(Stored entries)
┄┄┄┄┄┄┄┄┄┄

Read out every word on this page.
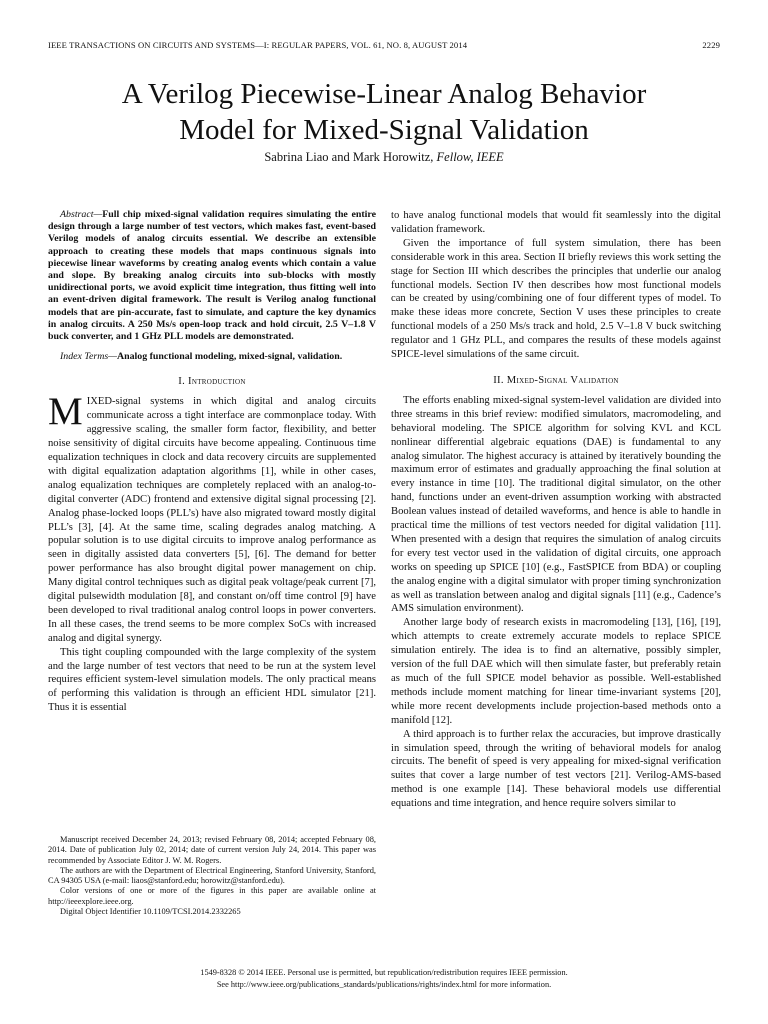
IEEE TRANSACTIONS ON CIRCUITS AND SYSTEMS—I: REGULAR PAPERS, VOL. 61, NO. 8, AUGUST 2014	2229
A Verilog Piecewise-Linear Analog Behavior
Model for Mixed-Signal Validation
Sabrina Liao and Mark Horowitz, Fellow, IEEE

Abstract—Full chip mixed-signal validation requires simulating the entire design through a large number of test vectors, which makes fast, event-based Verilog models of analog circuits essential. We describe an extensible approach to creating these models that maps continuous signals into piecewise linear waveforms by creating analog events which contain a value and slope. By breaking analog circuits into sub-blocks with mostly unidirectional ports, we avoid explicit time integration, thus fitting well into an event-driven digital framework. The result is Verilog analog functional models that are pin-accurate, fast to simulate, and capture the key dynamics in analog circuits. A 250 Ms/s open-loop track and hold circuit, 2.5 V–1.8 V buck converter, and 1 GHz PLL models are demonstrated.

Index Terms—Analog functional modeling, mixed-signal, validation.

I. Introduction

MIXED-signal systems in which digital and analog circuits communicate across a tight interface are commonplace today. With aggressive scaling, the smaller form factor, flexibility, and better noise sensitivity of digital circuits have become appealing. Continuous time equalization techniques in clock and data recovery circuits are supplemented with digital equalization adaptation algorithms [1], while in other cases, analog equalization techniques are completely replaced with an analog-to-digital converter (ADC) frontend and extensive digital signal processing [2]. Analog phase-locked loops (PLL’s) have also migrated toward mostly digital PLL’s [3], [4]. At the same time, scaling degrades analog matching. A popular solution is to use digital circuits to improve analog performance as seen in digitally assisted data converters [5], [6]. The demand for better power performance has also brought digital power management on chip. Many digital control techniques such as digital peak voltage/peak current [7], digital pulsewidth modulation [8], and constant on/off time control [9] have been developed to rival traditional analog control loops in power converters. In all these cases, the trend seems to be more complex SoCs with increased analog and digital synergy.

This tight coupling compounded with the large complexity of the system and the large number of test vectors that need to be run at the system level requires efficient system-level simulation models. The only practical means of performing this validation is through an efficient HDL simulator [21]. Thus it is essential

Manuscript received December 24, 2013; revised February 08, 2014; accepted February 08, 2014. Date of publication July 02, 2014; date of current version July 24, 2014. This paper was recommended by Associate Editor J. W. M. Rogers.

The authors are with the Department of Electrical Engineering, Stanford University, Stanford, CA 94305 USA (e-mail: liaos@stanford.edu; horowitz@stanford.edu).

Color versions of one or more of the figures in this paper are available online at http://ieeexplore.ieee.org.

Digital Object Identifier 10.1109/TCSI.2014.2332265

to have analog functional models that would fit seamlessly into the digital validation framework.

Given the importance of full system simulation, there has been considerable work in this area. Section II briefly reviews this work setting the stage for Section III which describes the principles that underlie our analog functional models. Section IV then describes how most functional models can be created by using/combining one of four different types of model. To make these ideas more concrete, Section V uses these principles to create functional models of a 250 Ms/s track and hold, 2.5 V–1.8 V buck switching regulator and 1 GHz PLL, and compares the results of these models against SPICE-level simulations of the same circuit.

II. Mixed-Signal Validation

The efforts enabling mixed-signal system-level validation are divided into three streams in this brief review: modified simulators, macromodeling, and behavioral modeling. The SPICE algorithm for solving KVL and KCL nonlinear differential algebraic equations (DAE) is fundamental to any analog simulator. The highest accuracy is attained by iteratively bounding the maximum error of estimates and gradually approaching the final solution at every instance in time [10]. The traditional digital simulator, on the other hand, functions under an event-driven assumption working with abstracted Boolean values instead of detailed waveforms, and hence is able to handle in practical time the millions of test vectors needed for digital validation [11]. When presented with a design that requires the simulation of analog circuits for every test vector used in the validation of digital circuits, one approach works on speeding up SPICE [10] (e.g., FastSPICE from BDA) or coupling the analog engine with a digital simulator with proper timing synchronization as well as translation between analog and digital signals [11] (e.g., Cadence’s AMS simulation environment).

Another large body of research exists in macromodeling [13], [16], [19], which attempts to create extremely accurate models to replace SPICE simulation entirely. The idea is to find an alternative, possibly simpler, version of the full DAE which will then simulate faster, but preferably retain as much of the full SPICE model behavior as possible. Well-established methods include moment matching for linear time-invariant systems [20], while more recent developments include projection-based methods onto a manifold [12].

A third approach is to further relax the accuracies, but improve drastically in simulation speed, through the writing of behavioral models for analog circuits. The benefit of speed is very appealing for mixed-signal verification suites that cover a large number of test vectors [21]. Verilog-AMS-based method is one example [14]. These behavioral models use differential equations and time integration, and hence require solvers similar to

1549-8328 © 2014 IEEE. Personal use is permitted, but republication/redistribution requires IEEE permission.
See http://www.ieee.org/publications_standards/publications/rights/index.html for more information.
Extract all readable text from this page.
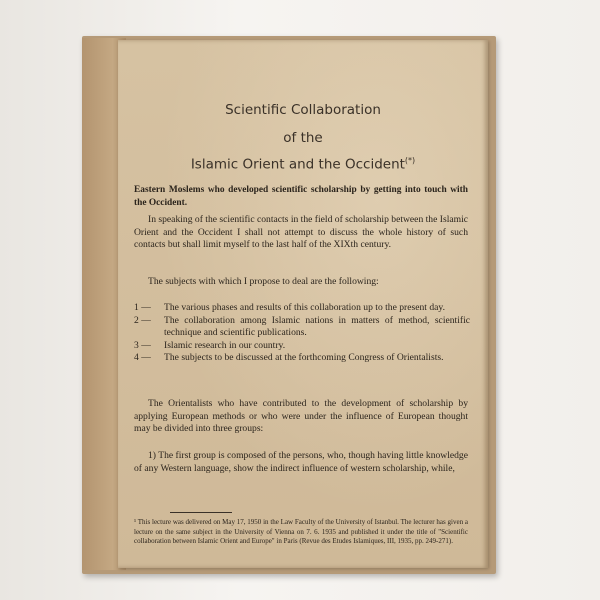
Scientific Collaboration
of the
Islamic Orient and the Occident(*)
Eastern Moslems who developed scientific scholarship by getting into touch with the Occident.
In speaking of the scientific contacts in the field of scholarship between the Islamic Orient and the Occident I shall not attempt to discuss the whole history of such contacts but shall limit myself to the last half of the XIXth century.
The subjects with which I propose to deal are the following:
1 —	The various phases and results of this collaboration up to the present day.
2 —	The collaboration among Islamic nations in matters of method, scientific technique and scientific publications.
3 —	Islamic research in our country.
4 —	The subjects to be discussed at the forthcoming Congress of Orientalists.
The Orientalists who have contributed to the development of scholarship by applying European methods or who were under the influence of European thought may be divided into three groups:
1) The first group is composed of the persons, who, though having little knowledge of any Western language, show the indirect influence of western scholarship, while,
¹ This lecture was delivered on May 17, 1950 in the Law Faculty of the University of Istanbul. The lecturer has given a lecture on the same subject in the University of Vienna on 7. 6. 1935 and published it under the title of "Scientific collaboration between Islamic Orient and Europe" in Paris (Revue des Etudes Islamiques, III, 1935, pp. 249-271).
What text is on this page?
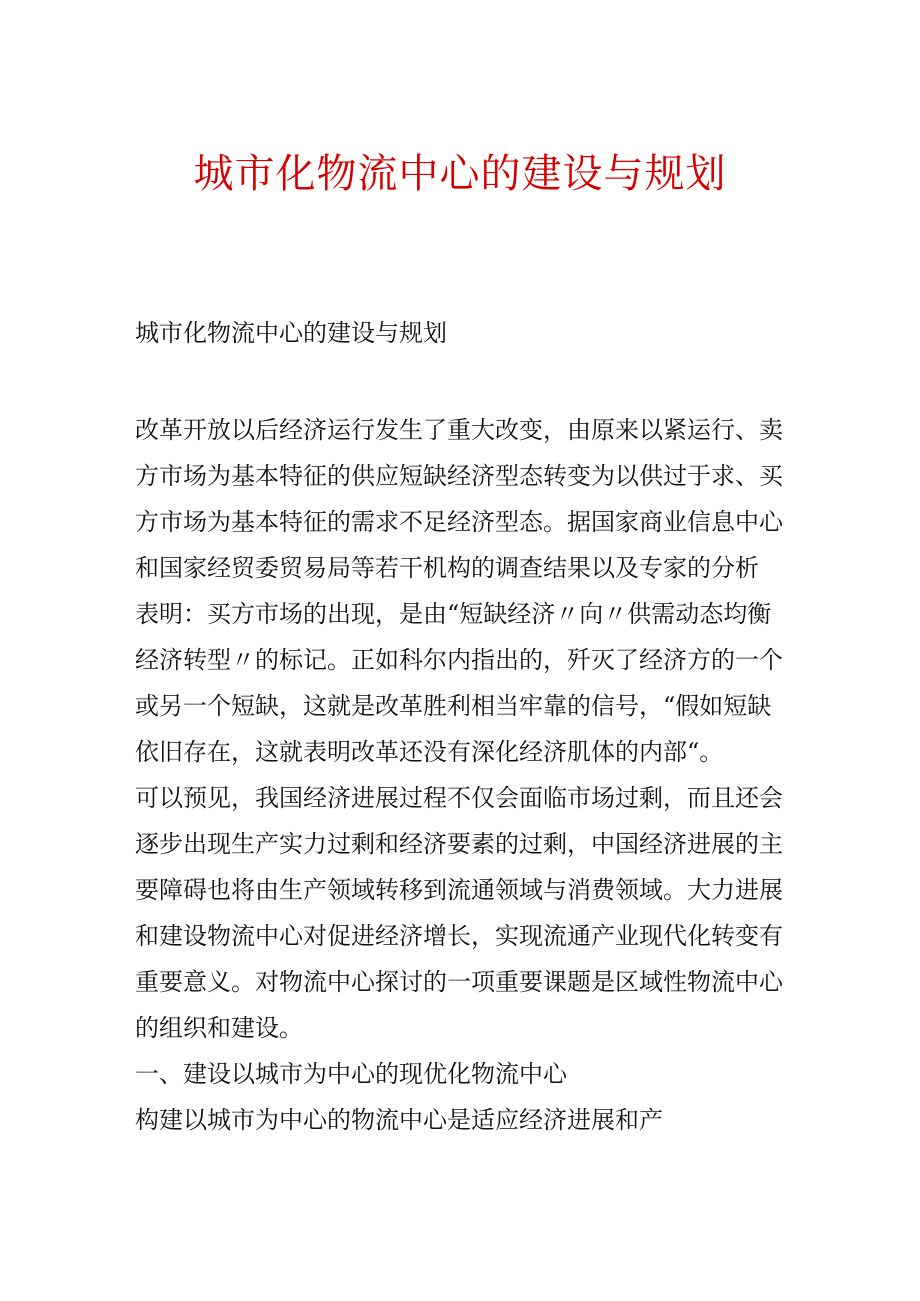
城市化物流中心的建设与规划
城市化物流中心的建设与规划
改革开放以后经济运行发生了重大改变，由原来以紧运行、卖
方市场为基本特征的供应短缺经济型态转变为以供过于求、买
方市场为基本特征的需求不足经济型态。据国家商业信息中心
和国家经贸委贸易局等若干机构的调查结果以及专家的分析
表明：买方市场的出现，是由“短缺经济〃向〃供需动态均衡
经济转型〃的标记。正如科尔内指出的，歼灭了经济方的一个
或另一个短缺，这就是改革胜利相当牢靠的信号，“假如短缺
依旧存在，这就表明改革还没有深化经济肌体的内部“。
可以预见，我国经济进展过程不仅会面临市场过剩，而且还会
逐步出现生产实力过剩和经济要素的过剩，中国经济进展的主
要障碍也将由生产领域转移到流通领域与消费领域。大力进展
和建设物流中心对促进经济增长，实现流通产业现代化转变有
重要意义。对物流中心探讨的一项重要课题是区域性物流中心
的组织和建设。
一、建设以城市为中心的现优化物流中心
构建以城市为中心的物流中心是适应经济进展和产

┄┄┄┄┄┄┄┄┄┄

**Stated problem:**
Go through the entries above and output them exactly, without pictures.

**Task output:**
Read out every word on this page.
IEEE TRANSACTIONS ON CIRCUITS AND SYSTEMS—I: REGULAR PAPERS, VOL. 61, NO. 8, AUGUST 2014	2229
A Verilog Piecewise-Linear Analog Behavior
Model for Mixed-Signal Validation
Sabrina Liao and Mark Horowitz, Fellow, IEEE

Abstract—Full chip mixed-signal validation requires simulating the entire design through a large number of test vectors, which makes fast, event-based Verilog models of analog circuits essential. We describe an extensible approach to creating these models that maps continuous signals into piecewise linear waveforms by creating analog events which contain a value and slope. By breaking analog circuits into sub-blocks with mostly unidirectional ports, we avoid explicit time integration, thus fitting well into an event-driven digital framework. The result is Verilog analog functional models that are pin-accurate, fast to simulate, and capture the key dynamics in analog circuits. A 250 Ms/s open-loop track and hold circuit, 2.5 V–1.8 V buck converter, and 1 GHz PLL models are demonstrated.

Index Terms—Analog functional modeling, mixed-signal, validation.

I. Introduction

MIXED-signal systems in which digital and analog circuits communicate across a tight interface are commonplace today. With aggressive scaling, the smaller form factor, flexibility, and better noise sensitivity of digital circuits have become appealing. Continuous time equalization techniques in clock and data recovery circuits are supplemented with digital equalization adaptation algorithms [1], while in other cases, analog equalization techniques are completely replaced with an analog-to-digital converter (ADC) frontend and extensive digital signal processing [2]. Analog phase-locked loops (PLL’s) have also migrated toward mostly digital PLL’s [3], [4]. At the same time, scaling degrades analog matching. A popular solution is to use digital circuits to improve analog performance as seen in digitally assisted data converters [5], [6]. The demand for better power performance has also brought digital power management on chip. Many digital control techniques such as digital peak voltage/peak current [7], digital pulsewidth modulation [8], and constant on/off time control [9] have been developed to rival traditional analog control loops in power converters. In all these cases, the trend seems to be more complex SoCs with increased analog and digital synergy.

This tight coupling compounded with the large complexity of the system and the large number of test vectors that need to be run at the system level requires efficient system-level simulation models. The only practical means of performing this validation is through an efficient HDL simulator [21]. Thus it is essential

Manuscript received December 24, 2013; revised February 08, 2014; accepted February 08, 2014. Date of publication July 02, 2014; date of current version July 24, 2014. This paper was recommended by Associate Editor J. W. M. Rogers.

The authors are with the Department of Electrical Engineering, Stanford University, Stanford, CA 94305 USA (e-mail: liaos@stanford.edu; horowitz@stanford.edu).

Color versions of one or more of the figures in this paper are available online at http://ieeexplore.ieee.org.

Digital Object Identifier 10.1109/TCSI.2014.2332265

to have analog functional models that would fit seamlessly into the digital validation framework.

Given the importance of full system simulation, there has been considerable work in this area. Section II briefly reviews this work setting the stage for Section III which describes the principles that underlie our analog functional models. Section IV then describes how most functional models can be created by using/combining one of four different types of model. To make these ideas more concrete, Section V uses these principles to create functional models of a 250 Ms/s track and hold, 2.5 V–1.8 V buck switching regulator and 1 GHz PLL, and compares the results of these models against SPICE-level simulations of the same circuit.

II. Mixed-Signal Validation

The efforts enabling mixed-signal system-level validation are divided into three streams in this brief review: modified simulators, macromodeling, and behavioral modeling. The SPICE algorithm for solving KVL and KCL nonlinear differential algebraic equations (DAE) is fundamental to any analog simulator. The highest accuracy is attained by iteratively bounding the maximum error of estimates and gradually approaching the final solution at every instance in time [10]. The traditional digital simulator, on the other hand, functions under an event-driven assumption working with abstracted Boolean values instead of detailed waveforms, and hence is able to handle in practical time the millions of test vectors needed for digital validation [11]. When presented with a design that requires the simulation of analog circuits for every test vector used in the validation of digital circuits, one approach works on speeding up SPICE [10] (e.g., FastSPICE from BDA) or coupling the analog engine with a digital simulator with proper timing synchronization as well as translation between analog and digital signals [11] (e.g., Cadence’s AMS simulation environment).

Another large body of research exists in macromodeling [13], [16], [19], which attempts to create extremely accurate models to replace SPICE simulation entirely. The idea is to find an alternative, possibly simpler, version of the full DAE which will then simulate faster, but preferably retain as much of the full SPICE model behavior as possible. Well-established methods include moment matching for linear time-invariant systems [20], while more recent developments include projection-based methods onto a manifold [12].

A third approach is to further relax the accuracies, but improve drastically in simulation speed, through the writing of behavioral models for analog circuits. The benefit of speed is very appealing for mixed-signal verification suites that cover a large number of test vectors [21]. Verilog-AMS-based method is one example [14]. These behavioral models use differential equations and time integration, and hence require solvers similar to

1549-8328 © 2014 IEEE. Personal use is permitted, but republication/redistribution requires IEEE permission.
See http://www.ieee.org/publications_standards/publications/rights/index.html for more information.
Extract all readable text from this page.
Scientific Collaboration
of the
Islamic Orient and the Occident(*)
Eastern Moslems who developed scientific scholarship by getting into touch with the Occident.
In speaking of the scientific contacts in the field of scholarship between the Islamic Orient and the Occident I shall not attempt to discuss the whole history of such contacts but shall limit myself to the last half of the XIXth century.
The subjects with which I propose to deal are the following:
1 —	The various phases and results of this collaboration up to the present day.
2 —	The collaboration among Islamic nations in matters of method, scientific technique and scientific publications.
3 —	Islamic research in our country.
4 —	The subjects to be discussed at the forthcoming Congress of Orientalists.
The Orientalists who have contributed to the development of scholarship by applying European methods or who were under the influence of European thought may be divided into three groups:
1) The first group is composed of the persons, who, though having little knowledge of any Western language, show the indirect influence of western scholarship, while,
¹ This lecture was delivered on May 17, 1950 in the Law Faculty of the University of Istanbul. The lecturer has given a lecture on the same subject in the University of Vienna on 7. 6. 1935 and published it under the title of "Scientific collaboration between Islamic Orient and Europe" in Paris (Revue des Etudes Islamiques, III, 1935, pp. 249-271).
What text is on this page?
城市化物流中心的建设与规划
城市化物流中心的建设与规划
改革开放以后经济运行发生了重大改变，由原来以紧运行、卖
方市场为基本特征的供应短缺经济型态转变为以供过于求、买
方市场为基本特征的需求不足经济型态。据国家商业信息中心
和国家经贸委贸易局等若干机构的调查结果以及专家的分析
表明：买方市场的出现，是由“短缺经济〃向〃供需动态均衡
经济转型〃的标记。正如科尔内指出的，歼灭了经济方的一个
或另一个短缺，这就是改革胜利相当牢靠的信号，“假如短缺
依旧存在，这就表明改革还没有深化经济肌体的内部“。
可以预见，我国经济进展过程不仅会面临市场过剩，而且还会
逐步出现生产实力过剩和经济要素的过剩，中国经济进展的主
要障碍也将由生产领域转移到流通领域与消费领域。大力进展
和建设物流中心对促进经济增长，实现流通产业现代化转变有
重要意义。对物流中心探讨的一项重要课题是区域性物流中心
的组织和建设。
一、建设以城市为中心的现优化物流中心
构建以城市为中心的物流中心是适应经济进展和产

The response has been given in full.